_REQUIREMENT A_: Reproduce word for word the passage of the tavern letter below that opens with the words containing "I know what" and closes with "Please help me.".

_EXTRACT_:
━━━━━━━━━━━━━━━━
I know what I have to say is a little off topic, but I need help! I have been reading this blog/listening to this podcast for a long time, and I know there is wisdom in this community of women. Please help me.
I have been dating a man for about a year. We now live together, in my house. When we first met I knew he liked to drink, but didn’t realize how serious it was until we started to live together. I like a few drinks now and then, but I am not an alcoholic.
He basically drinks all day. Kahlua in his morning coffee, drinks beers for lunch, then non stop drinking from the minute he gets off work at 3:00 until he goes to bed at 11. I know he’s an alcoholic. But what’s strange, in my opinion, is the fascination he has for going to one certain bar to drink. He goes there for lunch (and beer), then goes back after work at 3:00 and drinks there until 6 or 7:00. He also goes to the bar at 3:00 on Saturday and Sundays, and drinks for hours. Eventually he comes home. By then he is a bit out of it, will not eat dinner, isn’t very talkative, and basically crashes on the couch and watches tv until bed time. Says he’s too tired to do anything with me.
At first I went with him to the tavern. I thought his friends were fun and it seemed like a fun thing to do. But I quickly started to feel like I was wasting my life in a dark, dingy bar. I asked him to spend more time with me. I asked him to come straight home every once in a while and do something with me. Like go for a hike or go to a movie. I said I didn’t even care what he drank, I just wanted to do something together, the two of us, without his posse of friends at the tavern.
He might reluctantly spend a couple of hours with me, then next thing I know he is driving us to the tavern. Or we will be playing a game somewhere, and he’ll say “You can’t stop me from going to the tavern. I need to see my friends.” He sends the barmaids flowers on their birthdays (no flowers for me on my birthday). He is the life of the party at the tavern. Everybody there loves him.
I know he must be suffering serious health consequences from all this. Who can drink 24 beers a day, day after day, without problems? He is starting to get that pot belly. His eyes are continually bloodshot.
The bottom line is, I am tired of competing with a tavern. My counselor says he loves drinking at the tavern more than he loves me and that’s just a fact.
I love him. I love spending what little time we have together. He is kind and sweet. Never abusive or disrespectful. But I can’t stand this whole tavern thing. It’s making me crazy! Last night I walked home 3 miles in the dark, in a crappy neighborhood, in heels, because he kept on insisting we go to his tavern. I cried all the way home. He did not text or call. When his tavern closed he finally got a hold of me. I said I didn’t want to see him and told him to sleep somewhere else.
━━━━━━━━━━━━━━━━
_REQUIREMENT B_: Quote the rows below exactly, from the start of the rows through the line containing "94, 486, 112]".

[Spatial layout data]
━━━━━━━━━━━━━━━━
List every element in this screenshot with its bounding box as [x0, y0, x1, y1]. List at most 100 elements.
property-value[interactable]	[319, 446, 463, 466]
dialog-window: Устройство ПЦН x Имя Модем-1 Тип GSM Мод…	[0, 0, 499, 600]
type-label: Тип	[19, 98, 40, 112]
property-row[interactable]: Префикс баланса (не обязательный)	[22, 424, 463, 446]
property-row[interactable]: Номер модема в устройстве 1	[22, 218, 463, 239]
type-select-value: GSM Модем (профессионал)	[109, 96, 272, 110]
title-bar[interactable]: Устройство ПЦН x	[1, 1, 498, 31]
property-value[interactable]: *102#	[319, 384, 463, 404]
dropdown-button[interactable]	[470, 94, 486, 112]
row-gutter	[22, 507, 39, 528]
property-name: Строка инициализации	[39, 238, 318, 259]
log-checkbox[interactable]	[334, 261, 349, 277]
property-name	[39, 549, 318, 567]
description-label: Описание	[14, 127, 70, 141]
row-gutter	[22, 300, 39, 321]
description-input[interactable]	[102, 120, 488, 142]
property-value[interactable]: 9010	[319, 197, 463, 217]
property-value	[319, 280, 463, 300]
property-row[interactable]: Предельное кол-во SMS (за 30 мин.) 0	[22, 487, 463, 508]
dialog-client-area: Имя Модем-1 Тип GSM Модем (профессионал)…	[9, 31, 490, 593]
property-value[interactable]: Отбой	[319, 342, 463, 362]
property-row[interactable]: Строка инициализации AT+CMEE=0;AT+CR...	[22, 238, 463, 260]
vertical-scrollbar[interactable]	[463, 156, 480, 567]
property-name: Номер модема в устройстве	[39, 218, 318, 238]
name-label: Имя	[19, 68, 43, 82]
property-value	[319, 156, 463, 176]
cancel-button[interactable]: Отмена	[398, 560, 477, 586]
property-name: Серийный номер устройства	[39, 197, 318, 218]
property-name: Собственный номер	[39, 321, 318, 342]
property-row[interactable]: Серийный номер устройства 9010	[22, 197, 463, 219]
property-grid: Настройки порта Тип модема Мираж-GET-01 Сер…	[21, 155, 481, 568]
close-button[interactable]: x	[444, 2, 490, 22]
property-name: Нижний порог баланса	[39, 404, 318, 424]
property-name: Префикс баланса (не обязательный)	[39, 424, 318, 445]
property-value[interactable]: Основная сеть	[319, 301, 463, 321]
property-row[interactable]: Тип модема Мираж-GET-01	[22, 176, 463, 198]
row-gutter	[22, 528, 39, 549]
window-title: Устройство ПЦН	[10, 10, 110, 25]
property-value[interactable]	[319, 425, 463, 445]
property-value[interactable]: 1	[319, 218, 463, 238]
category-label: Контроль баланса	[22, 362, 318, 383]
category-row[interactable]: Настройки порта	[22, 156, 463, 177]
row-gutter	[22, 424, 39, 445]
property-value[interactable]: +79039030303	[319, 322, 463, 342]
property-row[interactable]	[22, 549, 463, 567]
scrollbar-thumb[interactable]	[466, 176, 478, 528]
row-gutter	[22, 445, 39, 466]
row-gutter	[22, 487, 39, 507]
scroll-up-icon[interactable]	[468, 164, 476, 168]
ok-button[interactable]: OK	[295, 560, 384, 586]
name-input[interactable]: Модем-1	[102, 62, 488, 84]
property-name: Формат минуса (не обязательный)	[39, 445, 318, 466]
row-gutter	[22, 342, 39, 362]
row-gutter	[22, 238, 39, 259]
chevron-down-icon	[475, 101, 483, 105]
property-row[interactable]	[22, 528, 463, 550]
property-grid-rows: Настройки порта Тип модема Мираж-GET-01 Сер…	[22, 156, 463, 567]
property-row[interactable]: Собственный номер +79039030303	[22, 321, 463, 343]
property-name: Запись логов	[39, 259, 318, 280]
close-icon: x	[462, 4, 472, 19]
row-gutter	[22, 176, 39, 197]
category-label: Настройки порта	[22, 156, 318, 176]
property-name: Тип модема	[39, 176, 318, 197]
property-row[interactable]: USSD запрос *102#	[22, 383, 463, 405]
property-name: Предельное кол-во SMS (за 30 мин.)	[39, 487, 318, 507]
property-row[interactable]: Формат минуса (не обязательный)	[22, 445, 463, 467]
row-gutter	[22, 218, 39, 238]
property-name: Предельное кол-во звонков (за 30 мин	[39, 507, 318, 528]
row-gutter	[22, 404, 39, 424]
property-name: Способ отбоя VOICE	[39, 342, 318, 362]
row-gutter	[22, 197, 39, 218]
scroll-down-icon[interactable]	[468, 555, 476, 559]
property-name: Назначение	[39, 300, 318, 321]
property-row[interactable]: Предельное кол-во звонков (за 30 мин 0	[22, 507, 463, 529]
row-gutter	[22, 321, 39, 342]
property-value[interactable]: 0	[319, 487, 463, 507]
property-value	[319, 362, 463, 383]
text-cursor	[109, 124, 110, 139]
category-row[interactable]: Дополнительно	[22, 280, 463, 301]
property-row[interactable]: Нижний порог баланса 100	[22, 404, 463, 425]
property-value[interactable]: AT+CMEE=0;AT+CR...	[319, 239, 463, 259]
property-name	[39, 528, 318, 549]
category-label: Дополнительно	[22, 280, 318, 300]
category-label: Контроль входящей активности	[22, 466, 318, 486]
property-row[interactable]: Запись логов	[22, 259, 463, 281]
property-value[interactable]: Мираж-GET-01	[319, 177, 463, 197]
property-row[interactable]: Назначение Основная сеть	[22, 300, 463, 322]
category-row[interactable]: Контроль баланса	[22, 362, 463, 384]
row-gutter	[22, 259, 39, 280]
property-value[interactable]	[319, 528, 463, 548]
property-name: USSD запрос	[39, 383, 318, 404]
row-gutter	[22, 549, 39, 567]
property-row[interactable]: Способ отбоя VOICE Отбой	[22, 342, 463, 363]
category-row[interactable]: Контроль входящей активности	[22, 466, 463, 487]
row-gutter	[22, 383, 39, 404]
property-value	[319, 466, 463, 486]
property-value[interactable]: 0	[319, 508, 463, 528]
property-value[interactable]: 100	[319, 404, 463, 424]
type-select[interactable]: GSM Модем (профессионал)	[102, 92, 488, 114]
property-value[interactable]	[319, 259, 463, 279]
━━━━━━━━━━━━━━━━
_FINISHED ANSWER A_:
I know what I have to say is a little off topic, but I need help! I have been reading this blog/listening to this podcast for a long time, and I know there is wisdom in this community of women. Please help me.

_FINISHED ANSWER B_:
List every element in this screenshot with its bounding box as [x0, y0, x1, y1]. List at most 100 elements.
property-value[interactable]	[319, 446, 463, 466]
dialog-window: Устройство ПЦН x Имя Модем-1 Тип GSM Мод…	[0, 0, 499, 600]
type-label: Тип	[19, 98, 40, 112]
property-row[interactable]: Префикс баланса (не обязательный)	[22, 424, 463, 446]
property-row[interactable]: Номер модема в устройстве 1	[22, 218, 463, 239]
type-select-value: GSM Модем (профессионал)	[109, 96, 272, 110]
title-bar[interactable]: Устройство ПЦН x	[1, 1, 498, 31]
property-value[interactable]: *102#	[319, 384, 463, 404]
dropdown-button[interactable]	[470, 94, 486, 112]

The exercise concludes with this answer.